Exercise details:
Count up the lines in the following listing that hold the word "TOSINI", then give only that count.

Extracted material:

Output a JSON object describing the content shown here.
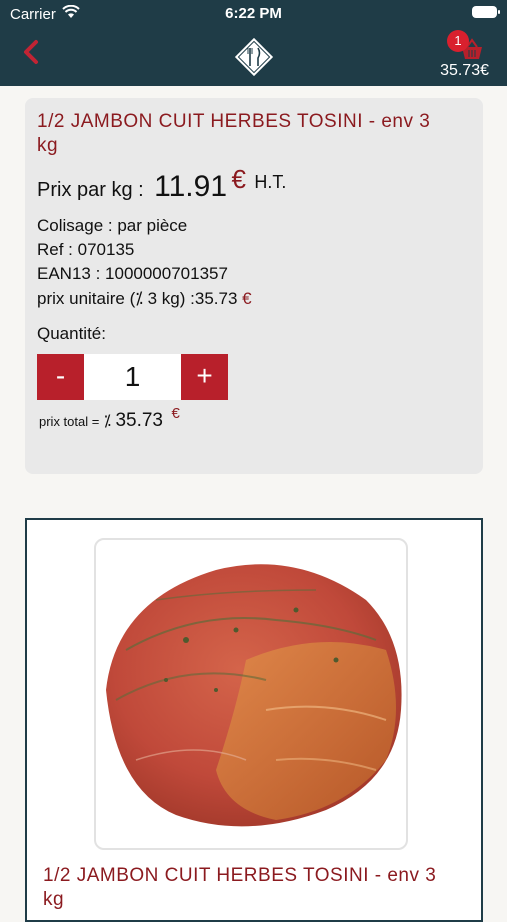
{
  "status": {
    "carrier": "Carrier",
    "time": "6:22 PM"
  },
  "header": {
    "cart_count": "1",
    "cart_total": "35.73€"
  },
  "product": {
    "title": "1/2 JAMBON CUIT HERBES TOSINI - env 3 kg",
    "price_label": "Prix par kg :",
    "price_value": "11.91",
    "currency": "€",
    "price_suffix": "H.T.",
    "colisage": "Colisage : par pièce",
    "ref": "Ref : 070135",
    "ean": "EAN13 : 1000000701357",
    "unit_price_text": "prix unitaire (⁒ 3 kg) :35.73",
    "quantity_label": "Quantité:",
    "minus_label": "-",
    "plus_label": "+",
    "quantity_value": "1",
    "total_label": "prix total =",
    "total_approx": "⁒",
    "total_value": "35.73"
  },
  "panel": {
    "image_alt": "ham-photo",
    "title": "1/2 JAMBON CUIT HERBES TOSINI - env 3 kg"
  },
  "colors": {
    "header_bg": "#1f3c47",
    "accent_red": "#b8202b",
    "title_red": "#8b1a1f",
    "badge_red": "#d9202e"
  }
}
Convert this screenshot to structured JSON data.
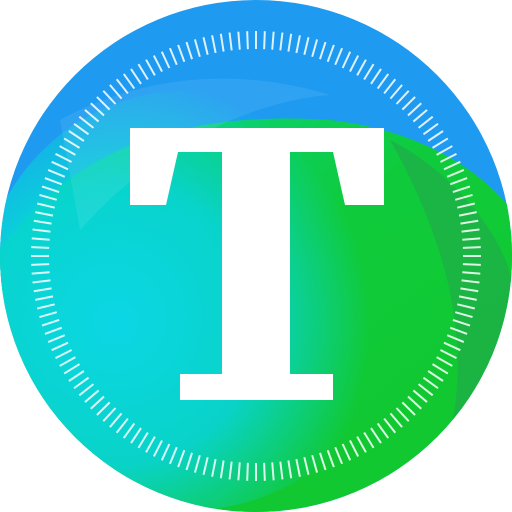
{
  "logo": {
    "letter": "T",
    "icon": "letter-t-coin-icon",
    "colors": {
      "blue": "#1E9BF0",
      "cyan": "#0BD2F2",
      "green": "#11C72C",
      "dark_green": "#1FAE4A",
      "letter": "#FFFFFF",
      "ticks": "#FFFFFF"
    }
  }
}
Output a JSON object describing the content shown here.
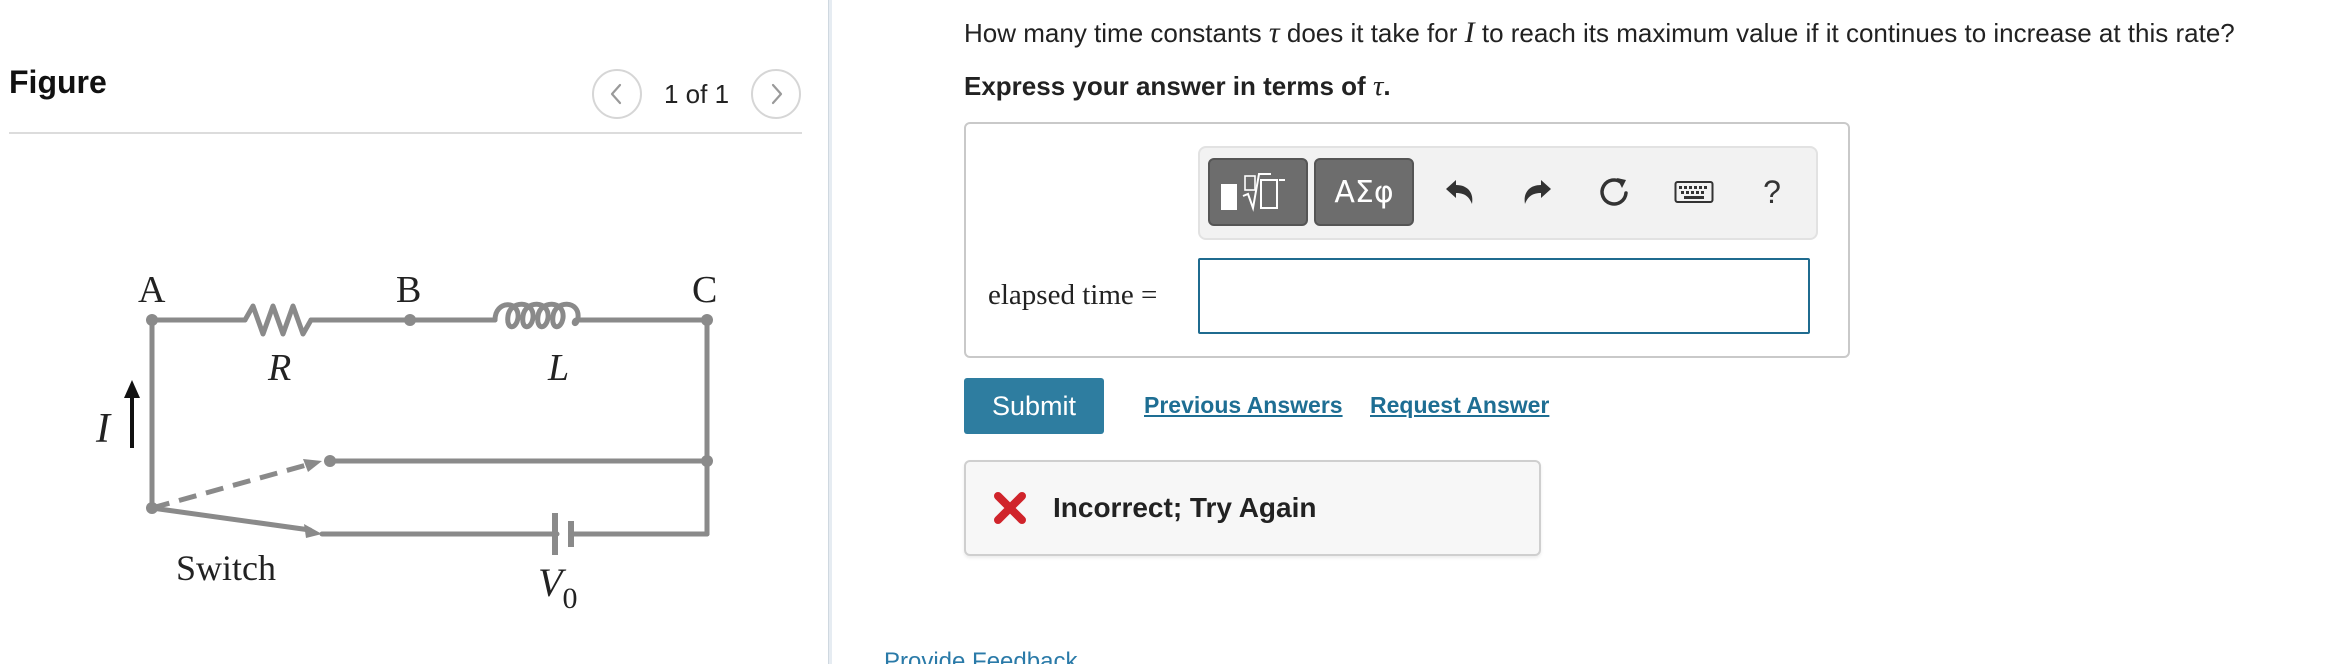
{
  "figure": {
    "title": "Figure",
    "pager": {
      "count": "1 of 1"
    },
    "circuit": {
      "labels": {
        "node_a": "A",
        "node_b": "B",
        "node_c": "C",
        "resistor": "R",
        "inductor": "L",
        "current": "I",
        "switch": "Switch",
        "battery": "V",
        "battery_subscript": "0"
      }
    }
  },
  "question": {
    "prefix": "How many time constants ",
    "tau": "τ",
    "middle": " does it take for ",
    "current": "I",
    "suffix": " to reach its maximum value if it continues to increase at this rate?"
  },
  "instruction": {
    "prefix": "Express your answer in terms of ",
    "tau": "τ",
    "suffix": "."
  },
  "toolbar": {
    "greek_label": "ΑΣφ",
    "help_label": "?"
  },
  "answer": {
    "label": "elapsed time =",
    "value": ""
  },
  "actions": {
    "submit_label": "Submit",
    "previous_answers_label": "Previous Answers",
    "request_answer_label": "Request Answer"
  },
  "feedback": {
    "status_text": "Incorrect; Try Again"
  },
  "footer": {
    "provide_feedback_label": "Provide Feedback"
  },
  "colors": {
    "primary": "#2e7da0",
    "link": "#1e6e93",
    "error": "#d0242b",
    "toolbar_dark": "#6d6d6d",
    "circuit_wire": "#8a8a8a"
  }
}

Expected answer:
2